#### DESCRIPTION OF THE TASK:
Please transcribe the records precisely; pictures stay out of your copy.
# MATERIAL SHOWN start
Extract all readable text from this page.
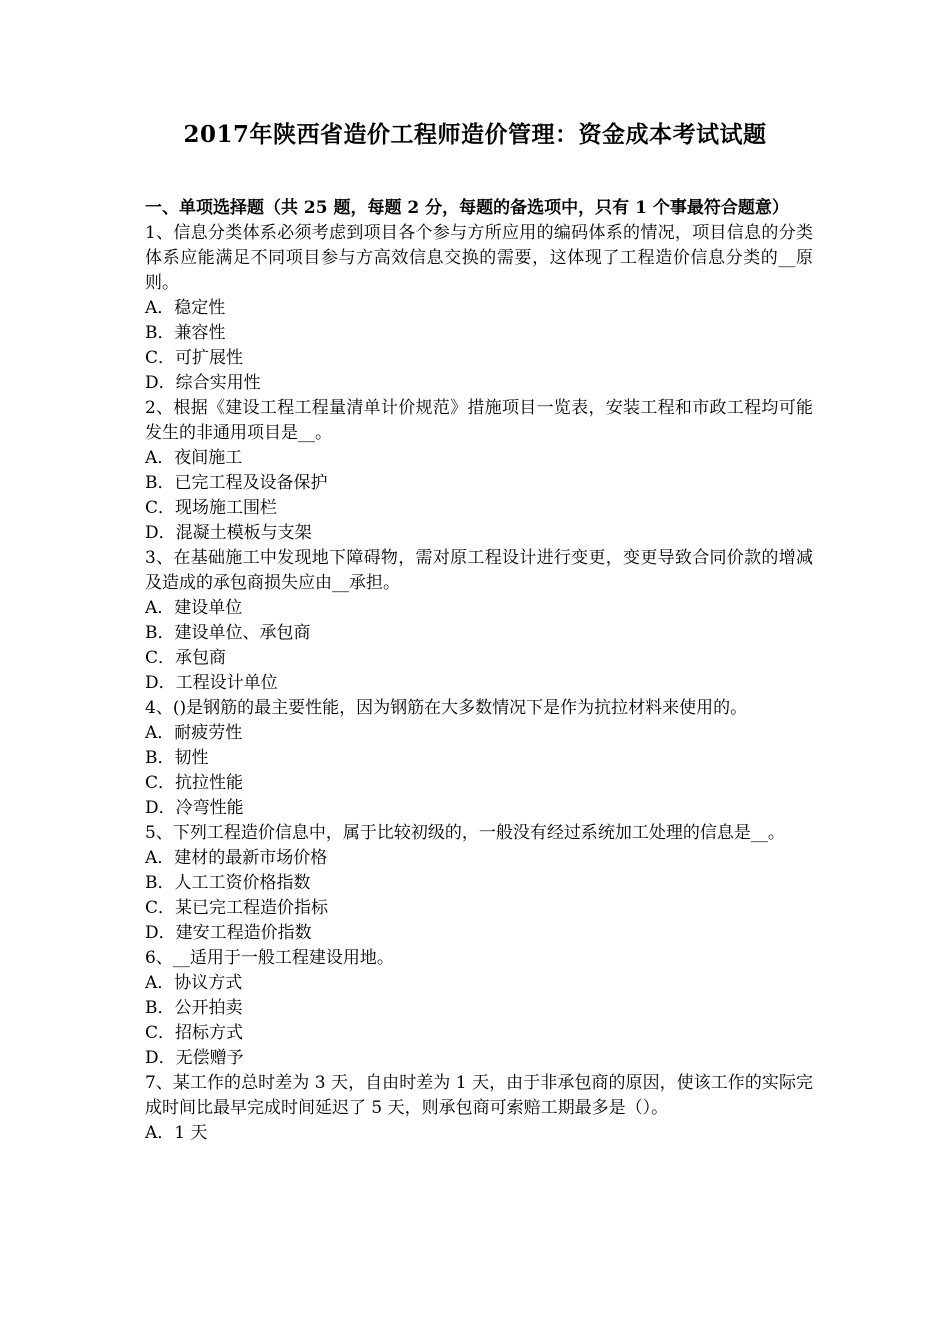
2017年陕西省造价工程师造价管理：资金成本考试试题
一、单项选择题（共 25 题，每题 2 分，每题的备选项中，只有 1 个事最符合题意）
1、信息分类体系必须考虑到项目各个参与方所应用的编码体系的情况，项目信息的分类体系应能满足不同项目参与方高效信息交换的需要，这体现了工程造价信息分类的__原则。
A．稳定性
B．兼容性
C．可扩展性
D．综合实用性
2、根据《建设工程工程量清单计价规范》措施项目一览表，安装工程和市政工程均可能发生的非通用项目是__。
A．夜间施工
B．已完工程及设备保护
C．现场施工围栏
D．混凝土模板与支架
3、在基础施工中发现地下障碍物，需对原工程设计进行变更，变更导致合同价款的增减及造成的承包商损失应由__承担。
A．建设单位
B．建设单位、承包商
C．承包商
D．工程设计单位
4、()是钢筋的最主要性能，因为钢筋在大多数情况下是作为抗拉材料来使用的。
A．耐疲劳性
B．韧性
C．抗拉性能
D．冷弯性能
5、下列工程造价信息中，属于比较初级的，一般没有经过系统加工处理的信息是__。
A．建材的最新市场价格
B．人工工资价格指数
C．某已完工程造价指标
D．建安工程造价指数
6、__适用于一般工程建设用地。
A．协议方式
B．公开拍卖
C．招标方式
D．无偿赠予
7、某工作的总时差为 3 天，自由时差为 1 天，由于非承包商的原因，使该工作的实际完成时间比最早完成时间延迟了 5 天，则承包商可索赔工期最多是（）。
A．1 天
# MATERIAL SHOWN end
#### RESULT FOR THIS EXERCISE:
Extract all readable text from this page.
2017年陕西省造价工程师造价管理：资金成本考试试题
一、单项选择题（共 25 题，每题 2 分，每题的备选项中，只有 1 个事最符合题意）
1、信息分类体系必须考虑到项目各个参与方所应用的编码体系的情况，项目信息的分类体系应能满足不同项目参与方高效信息交换的需要，这体现了工程造价信息分类的__原则。
A．稳定性
B．兼容性
C．可扩展性
D．综合实用性
2、根据《建设工程工程量清单计价规范》措施项目一览表，安装工程和市政工程均可能发生的非通用项目是__。
A．夜间施工
B．已完工程及设备保护
C．现场施工围栏
D．混凝土模板与支架
3、在基础施工中发现地下障碍物，需对原工程设计进行变更，变更导致合同价款的增减及造成的承包商损失应由__承担。
A．建设单位
B．建设单位、承包商
C．承包商
D．工程设计单位
4、()是钢筋的最主要性能，因为钢筋在大多数情况下是作为抗拉材料来使用的。
A．耐疲劳性
B．韧性
C．抗拉性能
D．冷弯性能
5、下列工程造价信息中，属于比较初级的，一般没有经过系统加工处理的信息是__。
A．建材的最新市场价格
B．人工工资价格指数
C．某已完工程造价指标
D．建安工程造价指数
6、__适用于一般工程建设用地。
A．协议方式
B．公开拍卖
C．招标方式
D．无偿赠予
7、某工作的总时差为 3 天，自由时差为 1 天，由于非承包商的原因，使该工作的实际完成时间比最早完成时间延迟了 5 天，则承包商可索赔工期最多是（）。
A．1 天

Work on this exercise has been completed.